• **Task brief**
Determine how many lines below hold the string "Rack". Reply with the number alone.

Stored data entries
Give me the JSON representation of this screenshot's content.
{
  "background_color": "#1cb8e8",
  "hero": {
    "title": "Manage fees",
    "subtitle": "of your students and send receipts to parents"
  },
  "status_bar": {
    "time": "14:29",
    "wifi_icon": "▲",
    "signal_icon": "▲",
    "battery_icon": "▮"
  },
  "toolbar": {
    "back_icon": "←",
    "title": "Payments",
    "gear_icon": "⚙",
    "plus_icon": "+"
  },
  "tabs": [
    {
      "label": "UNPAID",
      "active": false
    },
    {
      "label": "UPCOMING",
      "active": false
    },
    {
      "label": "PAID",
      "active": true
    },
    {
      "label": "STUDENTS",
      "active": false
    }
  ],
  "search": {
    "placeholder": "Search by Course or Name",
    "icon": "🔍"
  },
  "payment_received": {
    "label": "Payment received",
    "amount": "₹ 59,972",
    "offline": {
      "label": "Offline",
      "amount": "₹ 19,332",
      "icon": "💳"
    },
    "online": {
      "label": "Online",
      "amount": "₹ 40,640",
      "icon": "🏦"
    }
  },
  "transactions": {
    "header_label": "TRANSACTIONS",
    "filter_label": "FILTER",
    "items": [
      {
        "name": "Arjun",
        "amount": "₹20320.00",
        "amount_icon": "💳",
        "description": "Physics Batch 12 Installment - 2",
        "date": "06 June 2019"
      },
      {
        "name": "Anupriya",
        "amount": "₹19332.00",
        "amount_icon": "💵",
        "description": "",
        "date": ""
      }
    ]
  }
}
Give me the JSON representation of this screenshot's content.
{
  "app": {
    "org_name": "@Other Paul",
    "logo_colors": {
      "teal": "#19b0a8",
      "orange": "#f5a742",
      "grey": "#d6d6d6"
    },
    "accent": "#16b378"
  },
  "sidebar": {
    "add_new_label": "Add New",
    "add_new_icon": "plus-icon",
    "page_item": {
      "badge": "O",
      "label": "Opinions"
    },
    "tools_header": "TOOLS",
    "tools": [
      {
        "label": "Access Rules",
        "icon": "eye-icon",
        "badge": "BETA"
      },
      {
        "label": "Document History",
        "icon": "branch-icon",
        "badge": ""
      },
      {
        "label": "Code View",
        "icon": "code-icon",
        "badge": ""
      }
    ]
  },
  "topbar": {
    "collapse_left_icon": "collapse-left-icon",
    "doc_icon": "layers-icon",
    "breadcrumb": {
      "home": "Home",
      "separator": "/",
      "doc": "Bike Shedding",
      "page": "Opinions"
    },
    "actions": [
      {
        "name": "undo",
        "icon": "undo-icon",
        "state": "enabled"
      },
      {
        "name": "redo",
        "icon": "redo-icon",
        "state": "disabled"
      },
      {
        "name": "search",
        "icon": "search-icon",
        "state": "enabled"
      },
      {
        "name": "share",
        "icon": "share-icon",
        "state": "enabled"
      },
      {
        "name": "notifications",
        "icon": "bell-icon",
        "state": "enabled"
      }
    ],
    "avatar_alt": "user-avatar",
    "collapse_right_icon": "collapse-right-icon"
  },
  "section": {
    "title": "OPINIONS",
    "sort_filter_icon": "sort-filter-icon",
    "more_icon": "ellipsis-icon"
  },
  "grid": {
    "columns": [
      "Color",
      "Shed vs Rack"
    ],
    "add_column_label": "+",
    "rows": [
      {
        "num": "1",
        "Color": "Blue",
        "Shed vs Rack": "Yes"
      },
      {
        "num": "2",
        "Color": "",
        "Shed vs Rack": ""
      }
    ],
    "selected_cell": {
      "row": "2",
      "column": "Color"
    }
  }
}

• **Problem solution**
3